_Written task_: Pictures aside, quote the whole listing exactly.

___ Records for processing

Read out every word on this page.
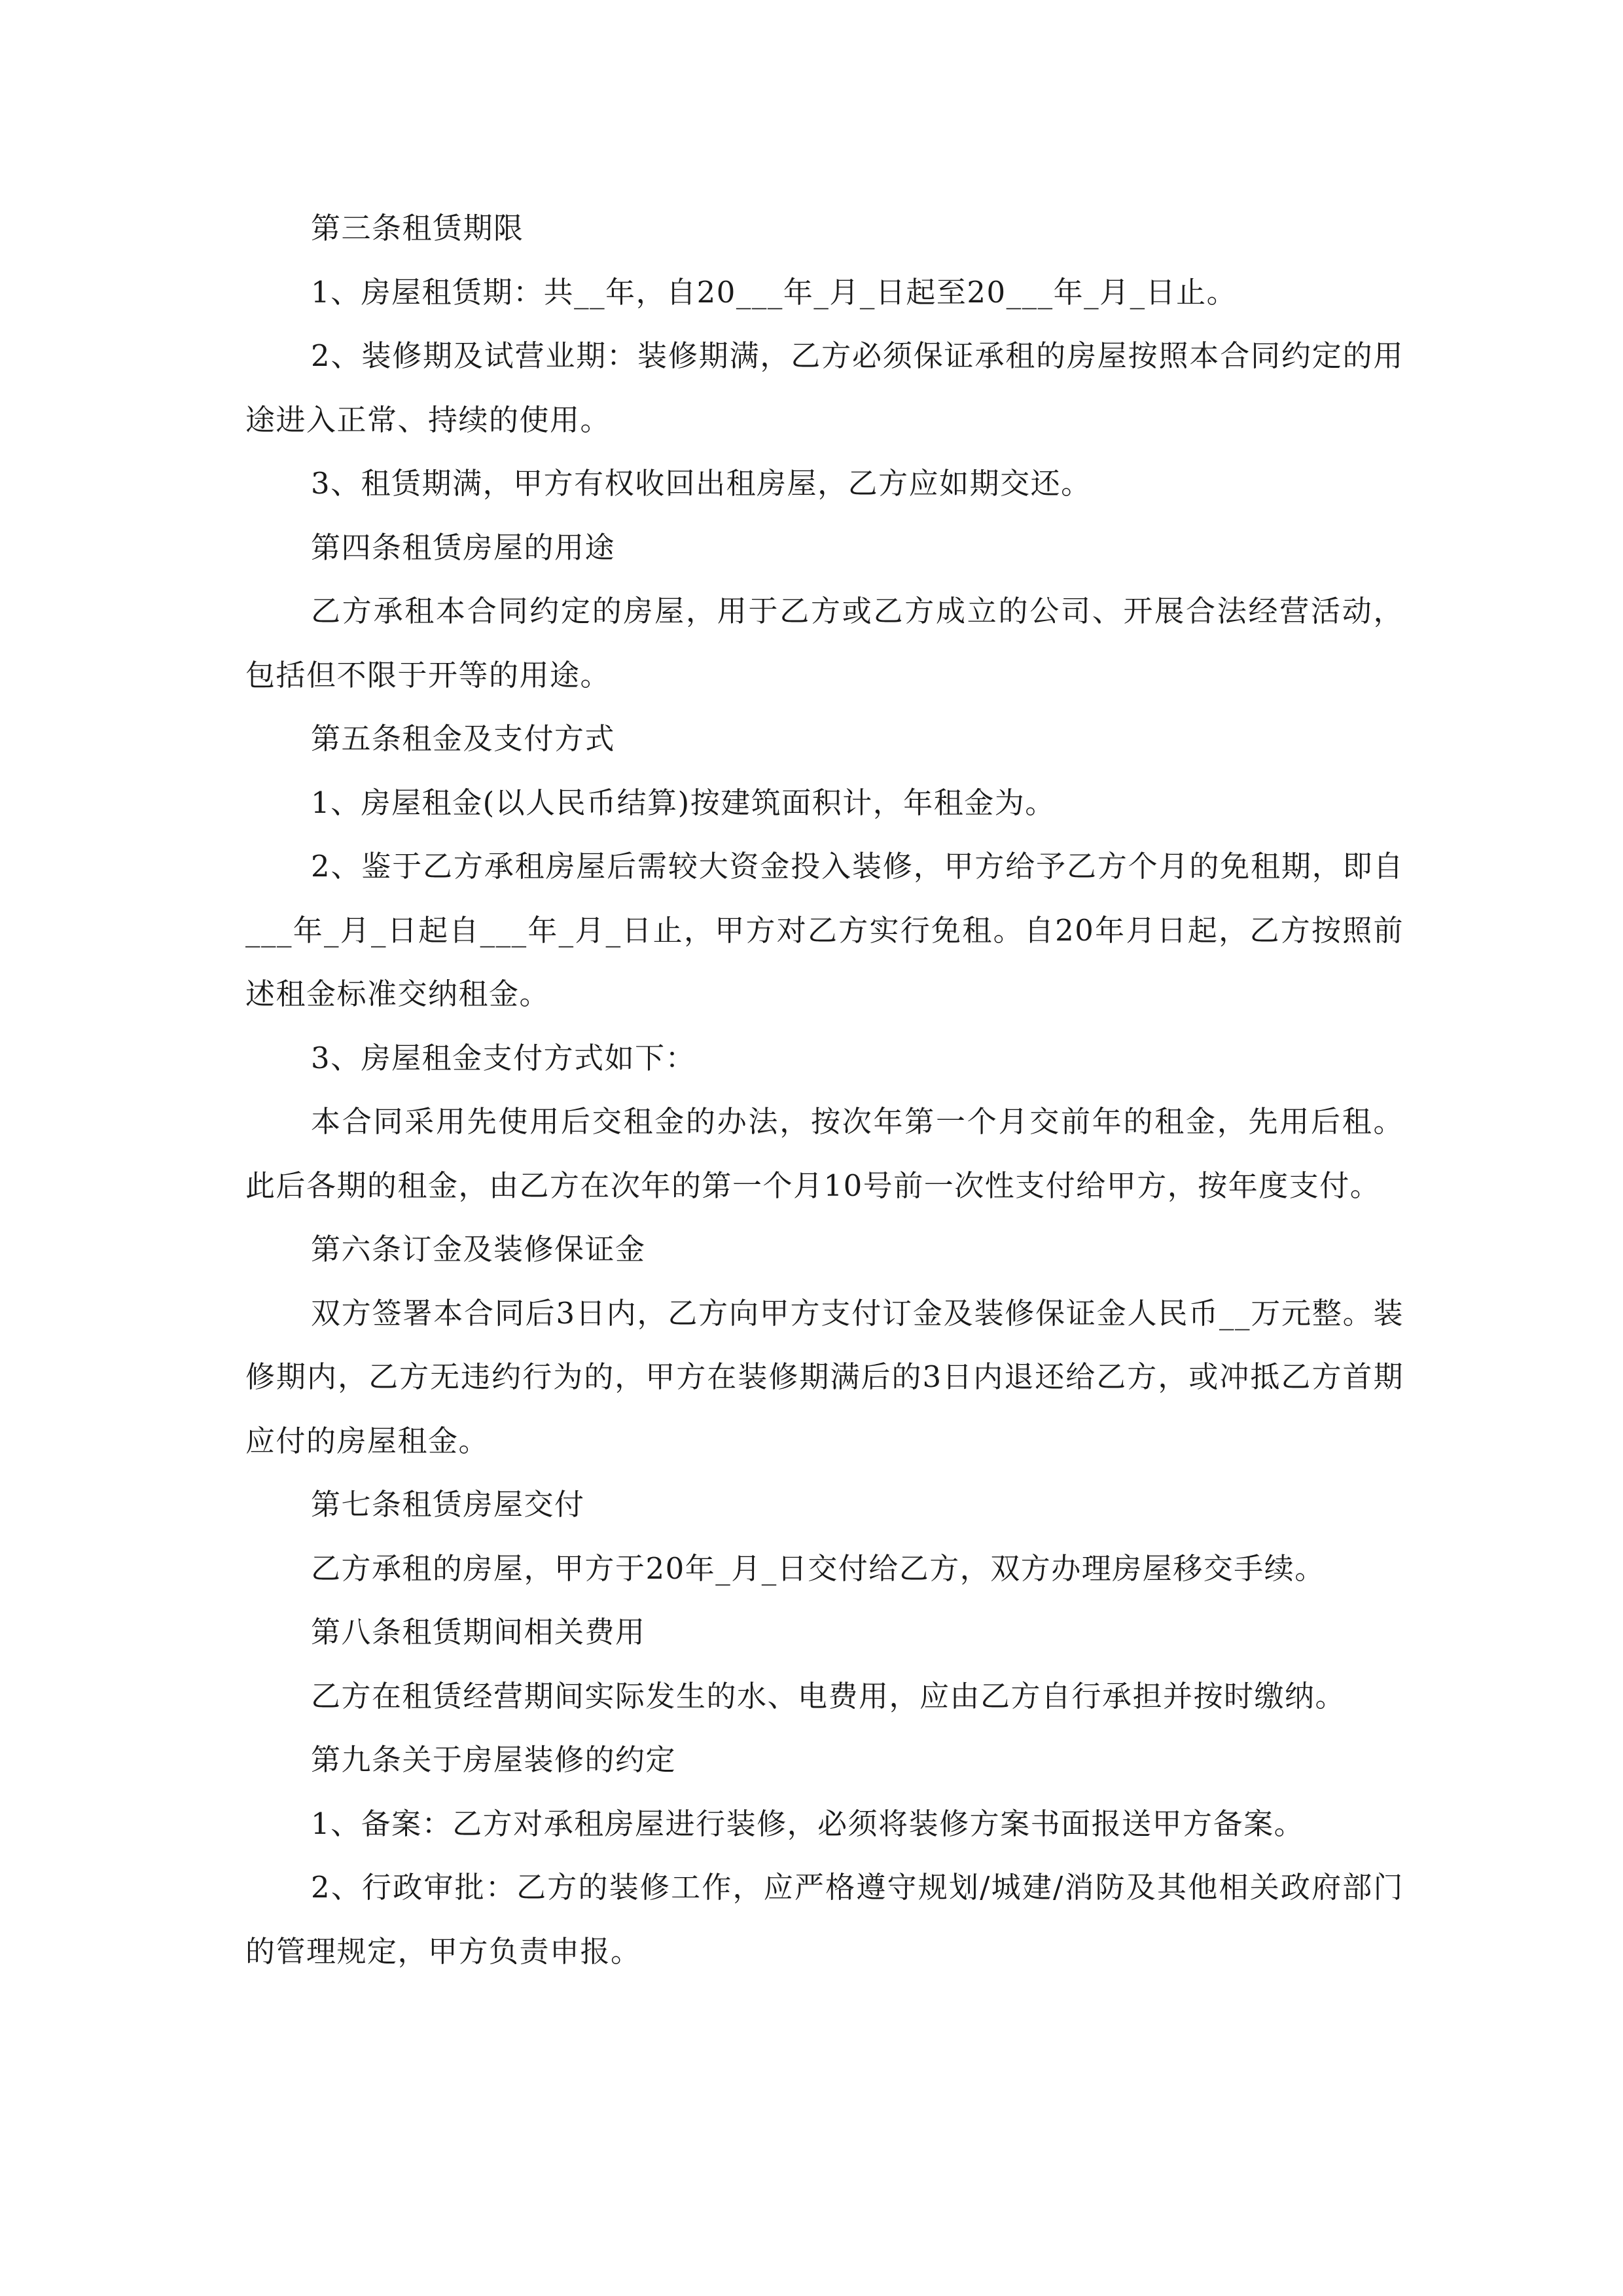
第三条租赁期限

1、房屋租赁期：共__年，自20___年_月_日起至20___年_月_日止。

2、装修期及试营业期：装修期满，乙方必须保证承租的房屋按照本合同约定的用途进入正常、持续的使用。

3、租赁期满，甲方有权收回出租房屋，乙方应如期交还。

第四条租赁房屋的用途

乙方承租本合同约定的房屋，用于乙方或乙方成立的公司、开展合法经营活动，包括但不限于开等的用途。

第五条租金及支付方式

1、房屋租金(以人民币结算)按建筑面积计，年租金为。

2、鉴于乙方承租房屋后需较大资金投入装修，甲方给予乙方个月的免租期，即自___年_月_日起自___年_月_日止，甲方对乙方实行免租。自20年月日起，乙方按照前述租金标准交纳租金。

3、房屋租金支付方式如下：

本合同采用先使用后交租金的办法，按次年第一个月交前年的租金，先用后租。此后各期的租金，由乙方在次年的第一个月10号前一次性支付给甲方，按年度支付。

第六条订金及装修保证金

双方签署本合同后3日内，乙方向甲方支付订金及装修保证金人民币__万元整。装修期内，乙方无违约行为的，甲方在装修期满后的3日内退还给乙方，或冲抵乙方首期应付的房屋租金。

第七条租赁房屋交付

乙方承租的房屋，甲方于20年_月_日交付给乙方，双方办理房屋移交手续。

第八条租赁期间相关费用

乙方在租赁经营期间实际发生的水、电费用，应由乙方自行承担并按时缴纳。

第九条关于房屋装修的约定

1、备案：乙方对承租房屋进行装修，必须将装修方案书面报送甲方备案。

2、行政审批：乙方的装修工作，应严格遵守规划/城建/消防及其他相关政府部门的管理规定，甲方负责申报。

______

_Answer below_:
Read out every word on this page.
第三条租赁期限

1、房屋租赁期：共__年，自20___年_月_日起至20___年_月_日止。

2、装修期及试营业期：装修期满，乙方必须保证承租的房屋按照本合同约定的用途进入正常、持续的使用。

3、租赁期满，甲方有权收回出租房屋，乙方应如期交还。

第四条租赁房屋的用途

乙方承租本合同约定的房屋，用于乙方或乙方成立的公司、开展合法经营活动，包括但不限于开等的用途。

第五条租金及支付方式

1、房屋租金(以人民币结算)按建筑面积计，年租金为。

2、鉴于乙方承租房屋后需较大资金投入装修，甲方给予乙方个月的免租期，即自___年_月_日起自___年_月_日止，甲方对乙方实行免租。自20年月日起，乙方按照前述租金标准交纳租金。

3、房屋租金支付方式如下：

本合同采用先使用后交租金的办法，按次年第一个月交前年的租金，先用后租。此后各期的租金，由乙方在次年的第一个月10号前一次性支付给甲方，按年度支付。

第六条订金及装修保证金

双方签署本合同后3日内，乙方向甲方支付订金及装修保证金人民币__万元整。装修期内，乙方无违约行为的，甲方在装修期满后的3日内退还给乙方，或冲抵乙方首期应付的房屋租金。

第七条租赁房屋交付

乙方承租的房屋，甲方于20年_月_日交付给乙方，双方办理房屋移交手续。

第八条租赁期间相关费用

乙方在租赁经营期间实际发生的水、电费用，应由乙方自行承担并按时缴纳。

第九条关于房屋装修的约定

1、备案：乙方对承租房屋进行装修，必须将装修方案书面报送甲方备案。

2、行政审批：乙方的装修工作，应严格遵守规划/城建/消防及其他相关政府部门的管理规定，甲方负责申报。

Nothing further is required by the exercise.